----- Extracted material

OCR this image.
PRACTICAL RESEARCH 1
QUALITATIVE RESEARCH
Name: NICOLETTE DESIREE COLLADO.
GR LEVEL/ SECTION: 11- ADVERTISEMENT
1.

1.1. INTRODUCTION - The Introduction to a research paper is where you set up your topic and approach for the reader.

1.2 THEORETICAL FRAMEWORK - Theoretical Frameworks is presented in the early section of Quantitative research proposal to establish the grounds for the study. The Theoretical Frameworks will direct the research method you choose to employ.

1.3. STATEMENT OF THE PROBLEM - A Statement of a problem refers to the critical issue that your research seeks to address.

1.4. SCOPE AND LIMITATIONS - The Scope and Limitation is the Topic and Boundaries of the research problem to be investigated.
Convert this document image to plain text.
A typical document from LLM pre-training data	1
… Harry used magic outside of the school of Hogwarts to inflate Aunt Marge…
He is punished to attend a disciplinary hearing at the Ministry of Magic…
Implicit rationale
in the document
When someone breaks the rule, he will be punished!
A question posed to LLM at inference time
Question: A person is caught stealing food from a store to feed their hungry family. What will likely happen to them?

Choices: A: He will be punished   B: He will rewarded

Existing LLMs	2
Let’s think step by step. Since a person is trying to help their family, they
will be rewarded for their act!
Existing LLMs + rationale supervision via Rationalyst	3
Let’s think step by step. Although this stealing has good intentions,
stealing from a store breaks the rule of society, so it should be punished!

----------

What the task requires ->
Retype, exactly and only, the lines running from the one with "Convert this document image to plain text." through the final line of the listing above.

Correct response ->
Convert this document image to plain text.
A typical document from LLM pre-training data	1
… Harry used magic outside of the school of Hogwarts to inflate Aunt Marge…
He is punished to attend a disciplinary hearing at the Ministry of Magic…
Implicit rationale
in the document
When someone breaks the rule, he will be punished!
A question posed to LLM at inference time
Question: A person is caught stealing food from a store to feed their hungry family. What will likely happen to them?

Choices: A: He will be punished   B: He will rewarded

Existing LLMs	2
Let’s think step by step. Since a person is trying to help their family, they
will be rewarded for their act!
Existing LLMs + rationale supervision via Rationalyst	3
Let’s think step by step. Although this stealing has good intentions,
stealing from a store breaks the rule of society, so it should be punished!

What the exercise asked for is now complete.